>> Start
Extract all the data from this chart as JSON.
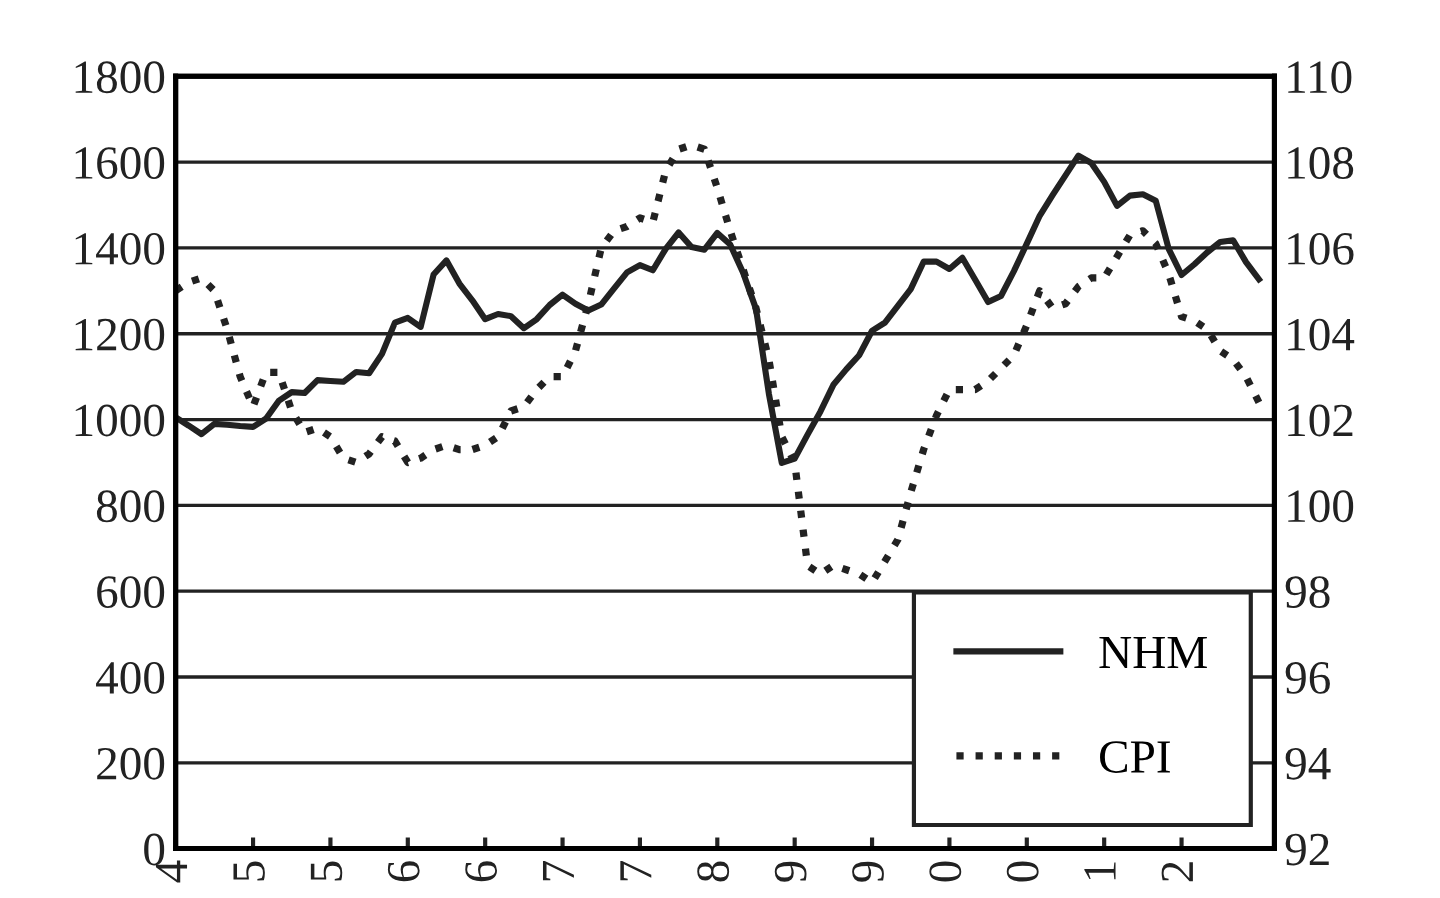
{
  "chart_data": {
    "type": "line",
    "categories": [
      "4",
      null,
      null,
      null,
      null,
      null,
      "5",
      null,
      null,
      null,
      null,
      null,
      "5",
      null,
      null,
      null,
      null,
      null,
      "6",
      null,
      null,
      null,
      null,
      null,
      "6",
      null,
      null,
      null,
      null,
      null,
      "7",
      null,
      null,
      null,
      null,
      null,
      "7",
      null,
      null,
      null,
      null,
      null,
      "8",
      null,
      null,
      null,
      null,
      null,
      "9",
      null,
      null,
      null,
      null,
      null,
      "9",
      null,
      null,
      null,
      null,
      null,
      "0",
      null,
      null,
      null,
      null,
      null,
      "0",
      null,
      null,
      null,
      null,
      null,
      "1",
      null,
      null,
      null,
      null,
      null,
      "2",
      null,
      null,
      null,
      null,
      null,
      null
    ],
    "ylim": [
      0,
      1800
    ],
    "yticks": [
      0,
      200,
      400,
      600,
      800,
      1000,
      1200,
      1400,
      1600,
      1800
    ],
    "y2lim": [
      92,
      110
    ],
    "y2ticks": [
      92,
      94,
      96,
      98,
      100,
      102,
      104,
      106,
      108,
      110
    ],
    "grid": "y",
    "legend": "bottom right",
    "marker": "none",
    "series": [
      {
        "name": "NHM",
        "color": "#222222",
        "line_style": "solid",
        "values": [
          1005,
          986,
          966,
          990,
          988,
          985,
          983,
          1002,
          1044,
          1064,
          1062,
          1092,
          1090,
          1088,
          1111,
          1108,
          1153,
          1226,
          1237,
          1216,
          1338,
          1371,
          1317,
          1278,
          1234,
          1246,
          1241,
          1213,
          1234,
          1267,
          1291,
          1270,
          1254,
          1268,
          1306,
          1343,
          1360,
          1348,
          1398,
          1436,
          1402,
          1396,
          1435,
          1408,
          1342,
          1258,
          1060,
          899,
          909,
          965,
          1019,
          1081,
          1117,
          1150,
          1207,
          1226,
          1265,
          1304,
          1368,
          1368,
          1351,
          1377,
          1326,
          1274,
          1288,
          1346,
          1410,
          1475,
          1523,
          1569,
          1615,
          1598,
          1554,
          1498,
          1522,
          1525,
          1510,
          1398,
          1337,
          1362,
          1390,
          1414,
          1418,
          1367,
          1327
        ]
      },
      {
        "name": "CPI",
        "color": "#222222",
        "line_style": "dotted",
        "axis": "y2",
        "values": [
          105.0,
          105.2,
          105.3,
          105.0,
          104.1,
          103.0,
          102.3,
          103.1,
          103.1,
          102.2,
          101.7,
          101.8,
          101.6,
          101.1,
          101.0,
          101.2,
          101.6,
          101.5,
          101.0,
          101.1,
          101.3,
          101.4,
          101.3,
          101.3,
          101.4,
          101.6,
          102.2,
          102.3,
          102.7,
          103.0,
          103.0,
          103.6,
          104.7,
          106.0,
          106.4,
          106.5,
          106.7,
          106.6,
          107.8,
          108.3,
          108.4,
          108.3,
          107.4,
          106.4,
          105.5,
          104.6,
          103.4,
          101.6,
          101.0,
          98.6,
          98.4,
          98.6,
          98.5,
          98.4,
          98.2,
          98.7,
          99.2,
          100.3,
          101.3,
          102.1,
          102.7,
          102.7,
          102.7,
          102.9,
          103.2,
          103.5,
          104.2,
          105.0,
          104.6,
          104.7,
          105.1,
          105.3,
          105.3,
          105.8,
          106.3,
          106.4,
          106.1,
          105.4,
          104.4,
          104.3,
          104.1,
          103.6,
          103.4,
          103.0,
          102.4
        ]
      }
    ]
  }
}
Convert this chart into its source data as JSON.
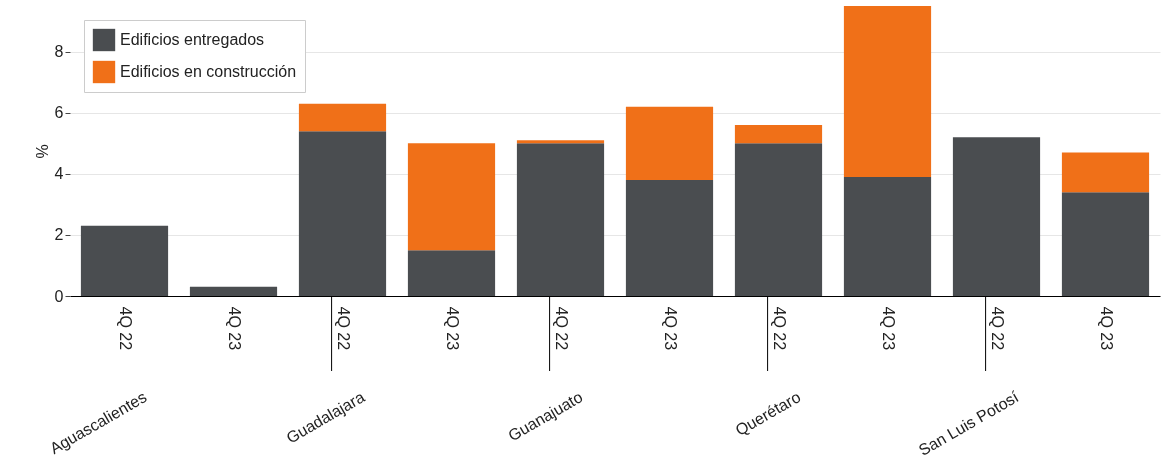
>> End
Omit the pictures and give the material again, exactly and in full.

Output for this task ->
Extract all the data from this chart as JSON.
{
  "chart_data": {
    "type": "line",
    "categories": [
      "4",
      null,
      null,
      null,
      null,
      null,
      "5",
      null,
      null,
      null,
      null,
      null,
      "5",
      null,
      null,
      null,
      null,
      null,
      "6",
      null,
      null,
      null,
      null,
      null,
      "6",
      null,
      null,
      null,
      null,
      null,
      "7",
      null,
      null,
      null,
      null,
      null,
      "7",
      null,
      null,
      null,
      null,
      null,
      "8",
      null,
      null,
      null,
      null,
      null,
      "9",
      null,
      null,
      null,
      null,
      null,
      "9",
      null,
      null,
      null,
      null,
      null,
      "0",
      null,
      null,
      null,
      null,
      null,
      "0",
      null,
      null,
      null,
      null,
      null,
      "1",
      null,
      null,
      null,
      null,
      null,
      "2",
      null,
      null,
      null,
      null,
      null,
      null
    ],
    "ylim": [
      0,
      1800
    ],
    "yticks": [
      0,
      200,
      400,
      600,
      800,
      1000,
      1200,
      1400,
      1600,
      1800
    ],
    "y2lim": [
      92,
      110
    ],
    "y2ticks": [
      92,
      94,
      96,
      98,
      100,
      102,
      104,
      106,
      108,
      110
    ],
    "grid": "y",
    "legend": "bottom right",
    "marker": "none",
    "series": [
      {
        "name": "NHM",
        "color": "#222222",
        "line_style": "solid",
        "values": [
          1005,
          986,
          966,
          990,
          988,
          985,
          983,
          1002,
          1044,
          1064,
          1062,
          1092,
          1090,
          1088,
          1111,
          1108,
          1153,
          1226,
          1237,
          1216,
          1338,
          1371,
          1317,
          1278,
          1234,
          1246,
          1241,
          1213,
          1234,
          1267,
          1291,
          1270,
          1254,
          1268,
          1306,
          1343,
          1360,
          1348,
          1398,
          1436,
          1402,
          1396,
          1435,
          1408,
          1342,
          1258,
          1060,
          899,
          909,
          965,
          1019,
          1081,
          1117,
          1150,
          1207,
          1226,
          1265,
          1304,
          1368,
          1368,
          1351,
          1377,
          1326,
          1274,
          1288,
          1346,
          1410,
          1475,
          1523,
          1569,
          1615,
          1598,
          1554,
          1498,
          1522,
          1525,
          1510,
          1398,
          1337,
          1362,
          1390,
          1414,
          1418,
          1367,
          1327
        ]
      },
      {
        "name": "CPI",
        "color": "#222222",
        "line_style": "dotted",
        "axis": "y2",
        "values": [
          105.0,
          105.2,
          105.3,
          105.0,
          104.1,
          103.0,
          102.3,
          103.1,
          103.1,
          102.2,
          101.7,
          101.8,
          101.6,
          101.1,
          101.0,
          101.2,
          101.6,
          101.5,
          101.0,
          101.1,
          101.3,
          101.4,
          101.3,
          101.3,
          101.4,
          101.6,
          102.2,
          102.3,
          102.7,
          103.0,
          103.0,
          103.6,
          104.7,
          106.0,
          106.4,
          106.5,
          106.7,
          106.6,
          107.8,
          108.3,
          108.4,
          108.3,
          107.4,
          106.4,
          105.5,
          104.6,
          103.4,
          101.6,
          101.0,
          98.6,
          98.4,
          98.6,
          98.5,
          98.4,
          98.2,
          98.7,
          99.2,
          100.3,
          101.3,
          102.1,
          102.7,
          102.7,
          102.7,
          102.9,
          103.2,
          103.5,
          104.2,
          105.0,
          104.6,
          104.7,
          105.1,
          105.3,
          105.3,
          105.8,
          106.3,
          106.4,
          106.1,
          105.4,
          104.4,
          104.3,
          104.1,
          103.6,
          103.4,
          103.0,
          102.4
        ]
      }
    ]
  }
}
Convert this chart into its source data as JSON.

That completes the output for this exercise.